* WRITTEN PROBLEM:
Every line below should be repeated exactly.

Data listing:
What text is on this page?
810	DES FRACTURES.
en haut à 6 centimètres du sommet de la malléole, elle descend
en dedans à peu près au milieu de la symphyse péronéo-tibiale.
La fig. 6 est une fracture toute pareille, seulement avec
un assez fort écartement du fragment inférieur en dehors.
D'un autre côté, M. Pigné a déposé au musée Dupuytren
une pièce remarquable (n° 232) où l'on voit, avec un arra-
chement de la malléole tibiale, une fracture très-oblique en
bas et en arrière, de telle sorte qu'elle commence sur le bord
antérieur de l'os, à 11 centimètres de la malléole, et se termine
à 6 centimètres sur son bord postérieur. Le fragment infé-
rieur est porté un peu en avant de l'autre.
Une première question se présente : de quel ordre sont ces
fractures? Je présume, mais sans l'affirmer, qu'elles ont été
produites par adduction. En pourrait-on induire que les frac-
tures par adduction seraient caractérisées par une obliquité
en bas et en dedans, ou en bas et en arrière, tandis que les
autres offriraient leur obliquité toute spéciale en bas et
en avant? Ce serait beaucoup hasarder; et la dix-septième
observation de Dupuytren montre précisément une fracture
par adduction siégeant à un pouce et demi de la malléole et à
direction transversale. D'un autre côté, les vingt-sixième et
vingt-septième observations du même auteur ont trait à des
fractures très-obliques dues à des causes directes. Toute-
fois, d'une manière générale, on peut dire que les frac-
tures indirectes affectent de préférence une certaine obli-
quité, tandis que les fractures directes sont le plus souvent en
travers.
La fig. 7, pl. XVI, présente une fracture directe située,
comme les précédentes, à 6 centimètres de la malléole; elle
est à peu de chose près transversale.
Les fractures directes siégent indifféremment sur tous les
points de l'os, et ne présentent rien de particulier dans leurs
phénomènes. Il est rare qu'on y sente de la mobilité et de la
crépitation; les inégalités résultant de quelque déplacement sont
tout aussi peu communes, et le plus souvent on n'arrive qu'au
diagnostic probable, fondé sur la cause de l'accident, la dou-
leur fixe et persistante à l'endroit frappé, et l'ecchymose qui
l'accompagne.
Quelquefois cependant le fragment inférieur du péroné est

* OUTPUT OF THE EXERCISE:
What text is on this page?
810	DES FRACTURES.
en haut à 6 centimètres du sommet de la malléole, elle descend
en dedans à peu près au milieu de la symphyse péronéo-tibiale.
La fig. 6 est une fracture toute pareille, seulement avec
un assez fort écartement du fragment inférieur en dehors.
D'un autre côté, M. Pigné a déposé au musée Dupuytren
une pièce remarquable (n° 232) où l'on voit, avec un arra-
chement de la malléole tibiale, une fracture très-oblique en
bas et en arrière, de telle sorte qu'elle commence sur le bord
antérieur de l'os, à 11 centimètres de la malléole, et se termine
à 6 centimètres sur son bord postérieur. Le fragment infé-
rieur est porté un peu en avant de l'autre.
Une première question se présente : de quel ordre sont ces
fractures? Je présume, mais sans l'affirmer, qu'elles ont été
produites par adduction. En pourrait-on induire que les frac-
tures par adduction seraient caractérisées par une obliquité
en bas et en dedans, ou en bas et en arrière, tandis que les
autres offriraient leur obliquité toute spéciale en bas et
en avant? Ce serait beaucoup hasarder; et la dix-septième
observation de Dupuytren montre précisément une fracture
par adduction siégeant à un pouce et demi de la malléole et à
direction transversale. D'un autre côté, les vingt-sixième et
vingt-septième observations du même auteur ont trait à des
fractures très-obliques dues à des causes directes. Toute-
fois, d'une manière générale, on peut dire que les frac-
tures indirectes affectent de préférence une certaine obli-
quité, tandis que les fractures directes sont le plus souvent en
travers.
La fig. 7, pl. XVI, présente une fracture directe située,
comme les précédentes, à 6 centimètres de la malléole; elle
est à peu de chose près transversale.
Les fractures directes siégent indifféremment sur tous les
points de l'os, et ne présentent rien de particulier dans leurs
phénomènes. Il est rare qu'on y sente de la mobilité et de la
crépitation; les inégalités résultant de quelque déplacement sont
tout aussi peu communes, et le plus souvent on n'arrive qu'au
diagnostic probable, fondé sur la cause de l'accident, la dou-
leur fixe et persistante à l'endroit frappé, et l'ecchymose qui
l'accompagne.
Quelquefois cependant le fragment inférieur du péroné est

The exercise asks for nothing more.